### Exercise data

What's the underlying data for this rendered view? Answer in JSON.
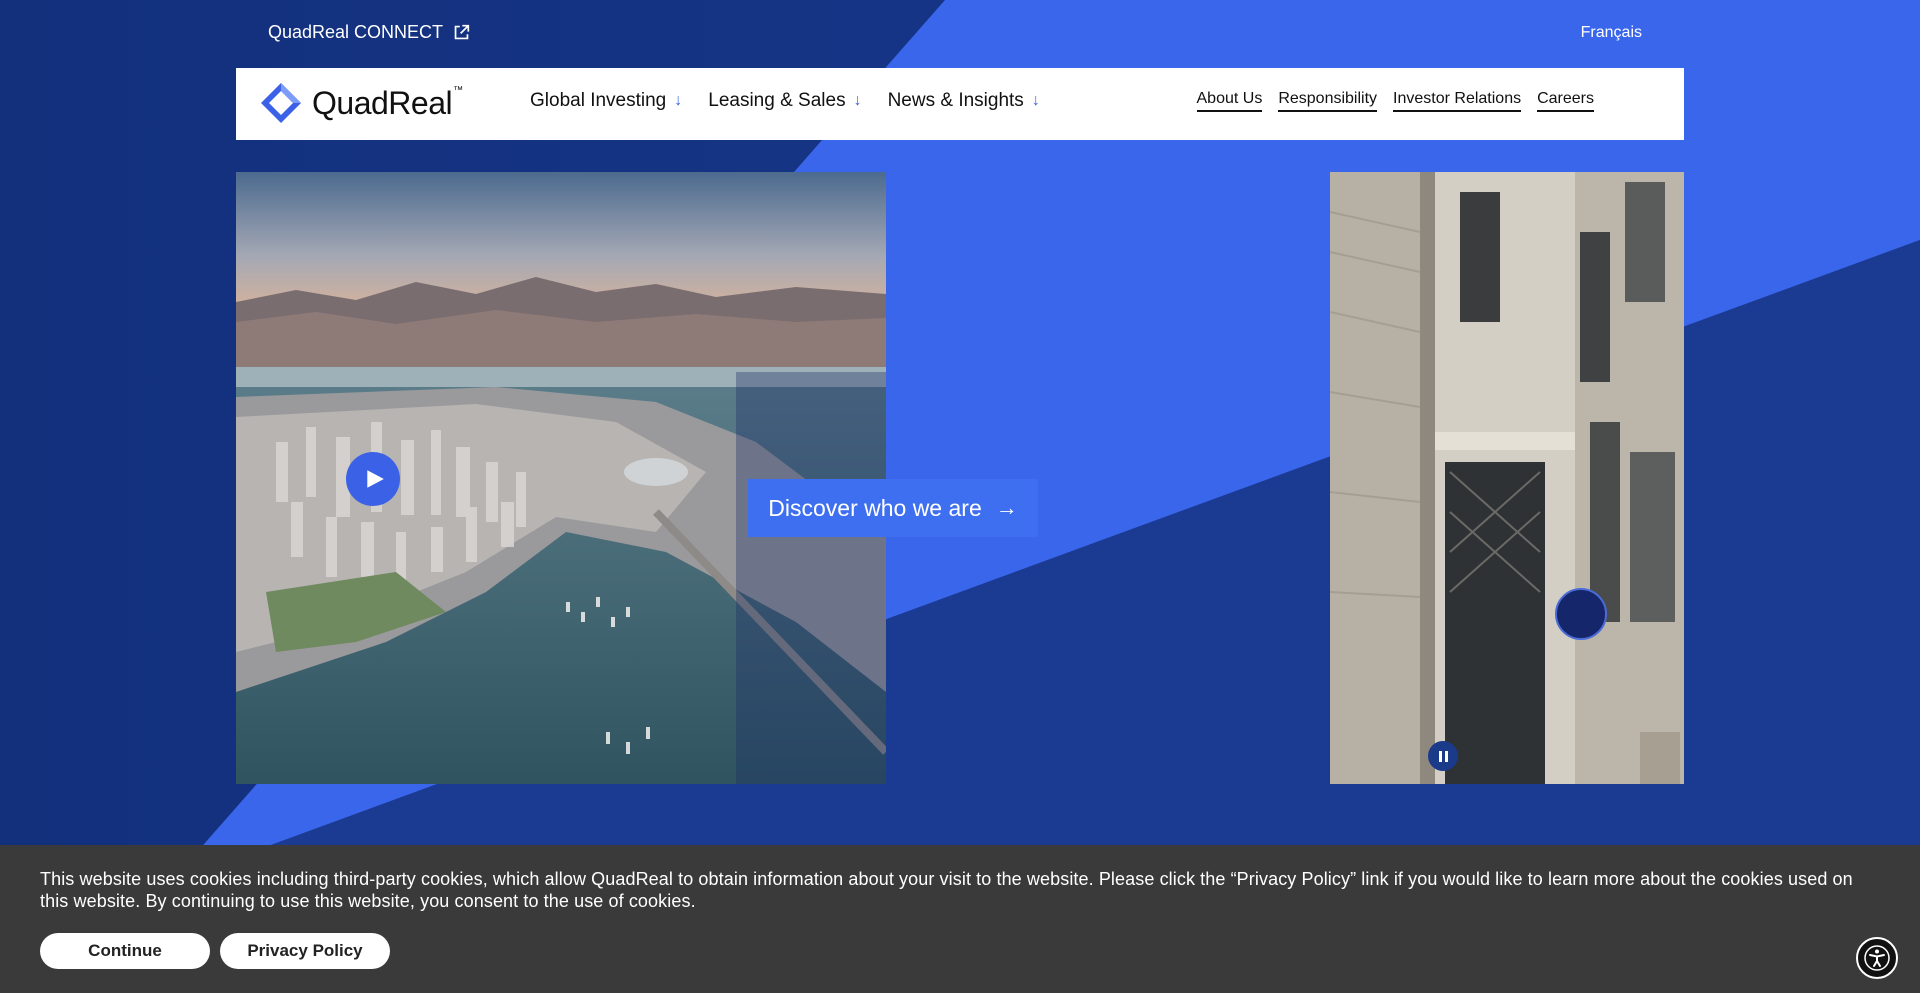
{
  "utility": {
    "connect_label": "QuadReal CONNECT",
    "language_label": "Français"
  },
  "logo": {
    "text": "QuadReal",
    "tm": "™"
  },
  "nav": {
    "main": [
      {
        "label": "Global Investing",
        "icon": "arrow-down-icon"
      },
      {
        "label": "Leasing & Sales",
        "icon": "arrow-down-icon"
      },
      {
        "label": "News & Insights",
        "icon": "arrow-down-icon"
      }
    ],
    "secondary": [
      "About Us",
      "Responsibility",
      "Investor Relations",
      "Careers"
    ]
  },
  "hero": {
    "cta_label": "Discover who we are",
    "cta_icon": "arrow-right-icon"
  },
  "cookie": {
    "text": "This website uses cookies including third-party cookies, which allow QuadReal to obtain information about your visit to the website. Please click the “Privacy Policy” link if you would like to learn more about the cookies used on this website. By continuing to use this website, you consent to the use of cookies.",
    "continue_label": "Continue",
    "privacy_label": "Privacy Policy"
  },
  "colors": {
    "background": "#142f7a",
    "accent": "#3e6ff0",
    "cookie_bg": "#3a3a3a"
  }
}
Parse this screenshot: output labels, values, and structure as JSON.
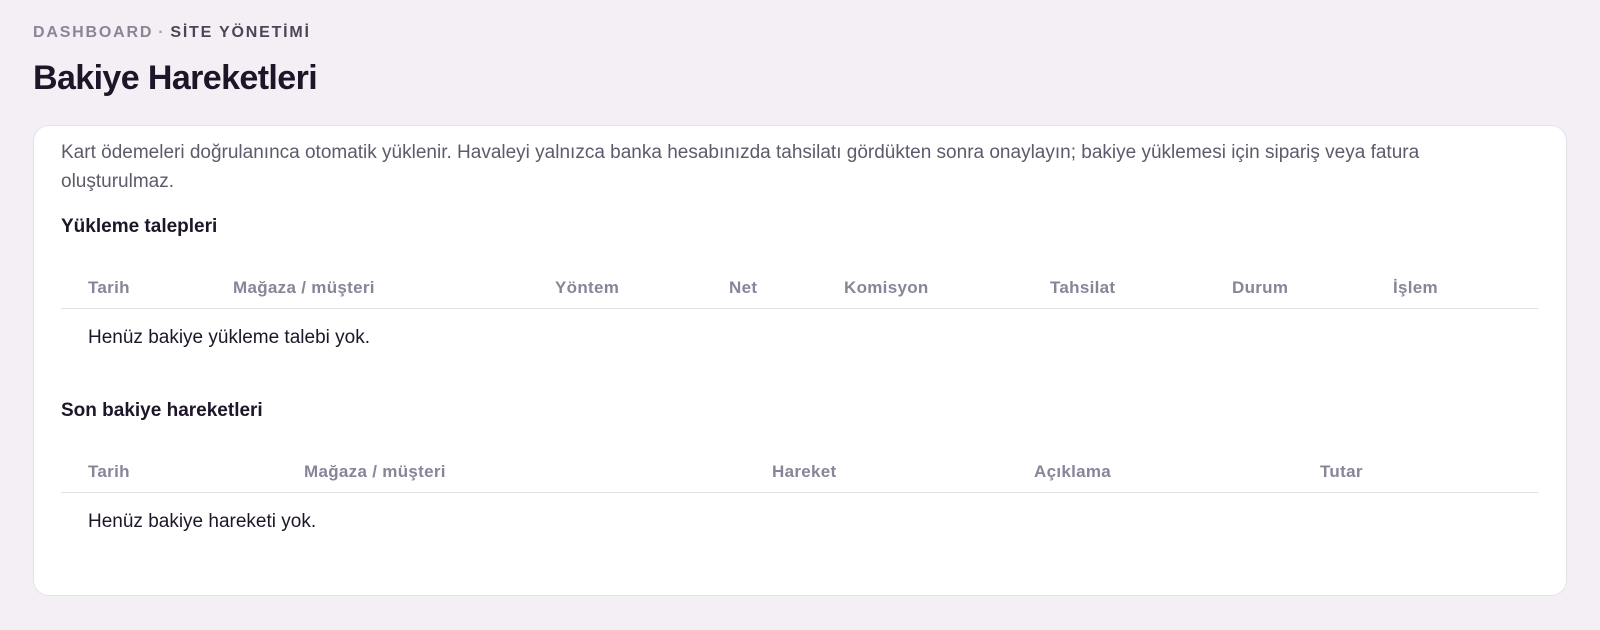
{
  "breadcrumb": {
    "root": "DASHBOARD",
    "separator": "·",
    "current": "SİTE YÖNETİMİ"
  },
  "page": {
    "title": "Bakiye Hareketleri"
  },
  "intro": "Kart ödemeleri doğrulanınca otomatik yüklenir. Havaleyi yalnızca banka hesabınızda tahsilatı gördükten sonra onaylayın; bakiye yüklemesi için sipariş veya fatura oluşturulmaz.",
  "topup_requests": {
    "title": "Yükleme talepleri",
    "columns": [
      "Tarih",
      "Mağaza / müşteri",
      "Yöntem",
      "Net",
      "Komisyon",
      "Tahsilat",
      "Durum",
      "İşlem"
    ],
    "empty": "Henüz bakiye yükleme talebi yok."
  },
  "recent_movements": {
    "title": "Son bakiye hareketleri",
    "columns": [
      "Tarih",
      "Mağaza / müşteri",
      "Hareket",
      "Açıklama",
      "Tutar"
    ],
    "empty": "Henüz bakiye hareketi yok."
  },
  "colors": {
    "background": "#f3eff5",
    "card": "#ffffff",
    "header_text": "#8a8499",
    "title_text": "#1d1528"
  }
}
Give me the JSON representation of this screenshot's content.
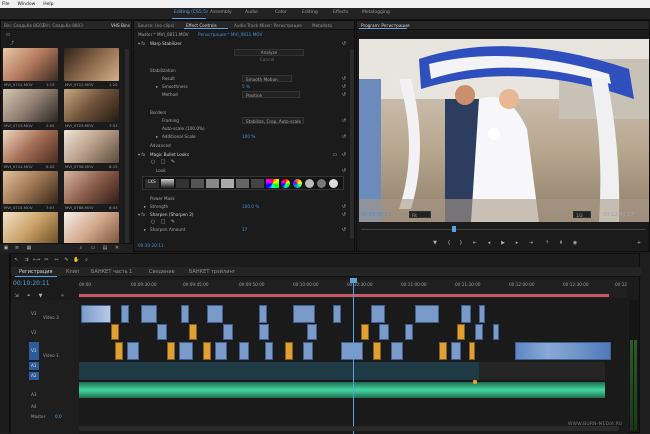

######

» Problem:
Reproduce every entry word for word, but omit the pictures.

» Response to this task:
What's the underlying data for this rendered view? Answer in JSON.
{
  "utility": {
    "connect_label": "QuadReal CONNECT",
    "language_label": "Français"
  },
  "logo": {
    "text": "QuadReal",
    "tm": "™"
  },
  "nav": {
    "main": [
      {
        "label": "Global Investing",
        "icon": "arrow-down-icon"
      },
      {
        "label": "Leasing & Sales",
        "icon": "arrow-down-icon"
      },
      {
        "label": "News & Insights",
        "icon": "arrow-down-icon"
      }
    ],
    "secondary": [
      "About Us",
      "Responsibility",
      "Investor Relations",
      "Careers"
    ]
  },
  "hero": {
    "cta_label": "Discover who we are",
    "cta_icon": "arrow-right-icon"
  },
  "cookie": {
    "text": "This website uses cookies including third-party cookies, which allow QuadReal to obtain information about your visit to the website. Please click the “Privacy Policy” link if you would like to learn more about the cookies used on this website. By continuing to use this website, you consent to the use of cookies.",
    "continue_label": "Continue",
    "privacy_label": "Privacy Policy"
  },
  "colors": {
    "background": "#142f7a",
    "accent": "#3e6ff0",
    "cookie_bg": "#3a3a3a"
  }
}
Parse this screenshot: output labels, values, and structure as JSON.
{
  "breadcrumb": {
    "root": "DASHBOARD",
    "separator": "·",
    "current": "SİTE YÖNETİMİ"
  },
  "page": {
    "title": "Bakiye Hareketleri"
  },
  "intro": "Kart ödemeleri doğrulanınca otomatik yüklenir. Havaleyi yalnızca banka hesabınızda tahsilatı gördükten sonra onaylayın; bakiye yüklemesi için sipariş veya fatura oluşturulmaz.",
  "topup_requests": {
    "title": "Yükleme talepleri",
    "columns": [
      "Tarih",
      "Mağaza / müşteri",
      "Yöntem",
      "Net",
      "Komisyon",
      "Tahsilat",
      "Durum",
      "İşlem"
    ],
    "empty": "Henüz bakiye yükleme talebi yok."
  },
  "recent_movements": {
    "title": "Son bakiye hareketleri",
    "columns": [
      "Tarih",
      "Mağaza / müşteri",
      "Hareket",
      "Açıklama",
      "Tutar"
    ],
    "empty": "Henüz bakiye hareketi yok."
  },
  "colors": {
    "background": "#f3eff5",
    "card": "#ffffff",
    "header_text": "#8a8499",
    "title_text": "#1d1528"
  }
}
Give me the JSON representation of this screenshot's content.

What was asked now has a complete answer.